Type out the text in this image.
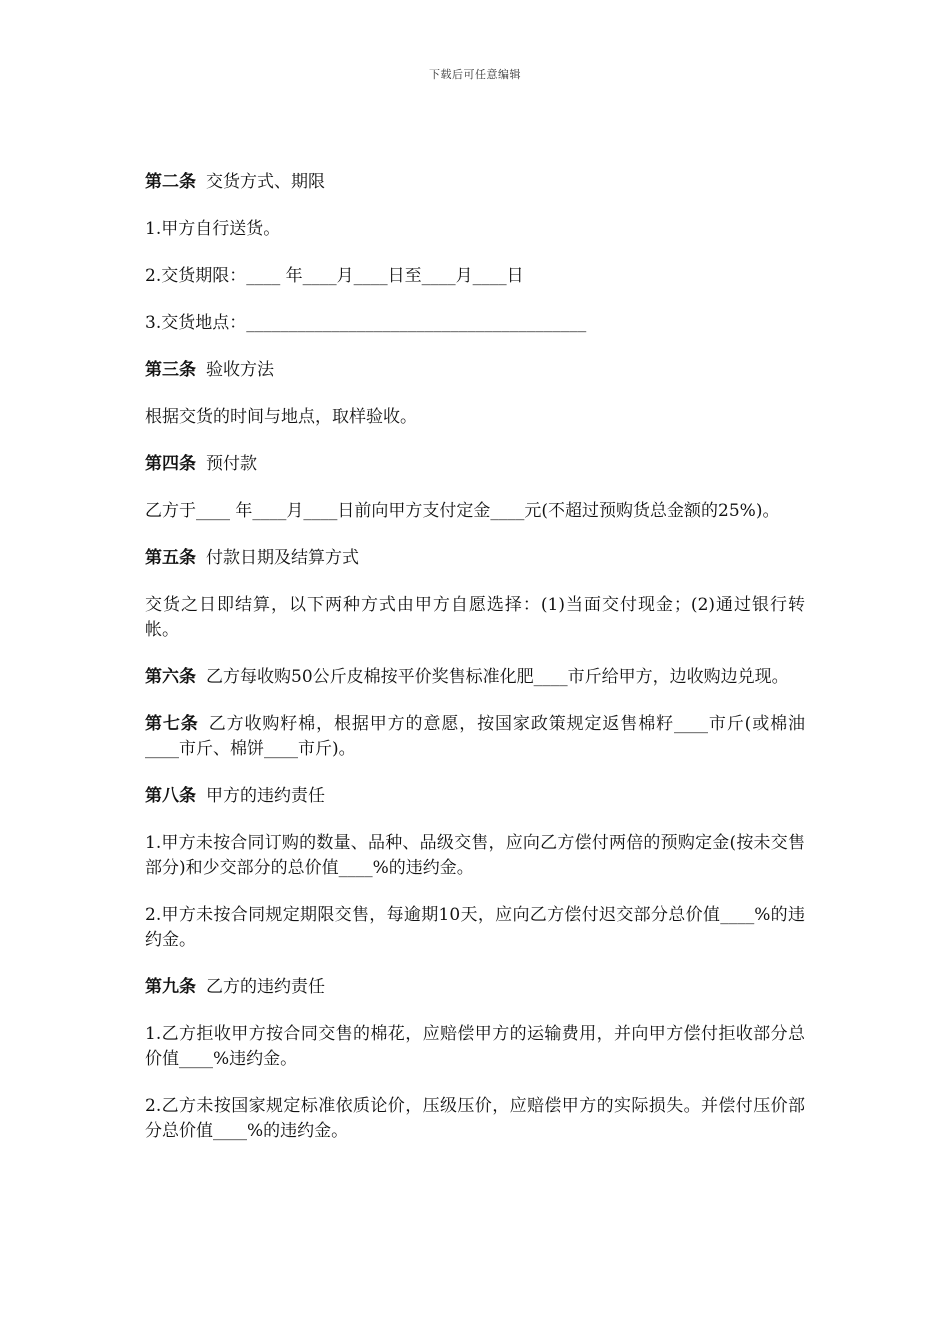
下载后可任意编辑
第二条 交货方式、期限

1.甲方自行送货。

2.交货期限：____ 年____月____日至____月____日

3.交货地点：________________________________________

第三条 验收方法

根据交货的时间与地点，取样验收。

第四条 预付款

乙方于____ 年____月____日前向甲方支付定金____元(不超过预购货总金额的25%)。

第五条 付款日期及结算方式

交货之日即结算，以下两种方式由甲方自愿选择：(1)当面交付现金；(2)通过银行转帐。

第六条 乙方每收购50公斤皮棉按平价奖售标准化肥____市斤给甲方，边收购边兑现。

第七条 乙方收购籽棉，根据甲方的意愿，按国家政策规定返售棉籽____市斤(或棉油____市斤、棉饼____市斤)。

第八条 甲方的违约责任

1.甲方未按合同订购的数量、品种、品级交售，应向乙方偿付两倍的预购定金(按未交售部分)和少交部分的总价值____%的违约金。

2.甲方未按合同规定期限交售，每逾期10天，应向乙方偿付迟交部分总价值____%的违约金。

第九条 乙方的违约责任

1.乙方拒收甲方按合同交售的棉花，应赔偿甲方的运输费用，并向甲方偿付拒收部分总价值____%违约金。

2.乙方未按国家规定标准依质论价，压级压价，应赔偿甲方的实际损失。并偿付压价部分总价值____%的违约金。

------------------------

Copy all lines from the material that include "的违约金".

# Answer for the task:
1.甲方未按合同订购的数量、品种、品级交售，应向乙方偿付两倍的预购定金(按未交售部分)和少交部分的总价值____%的违约金。
2.甲方未按合同规定期限交售，每逾期10天，应向乙方偿付迟交部分总价值____%的违约金。
2.乙方未按国家规定标准依质论价，压级压价，应赔偿甲方的实际损失。并偿付压价部分总价值____%的违约金。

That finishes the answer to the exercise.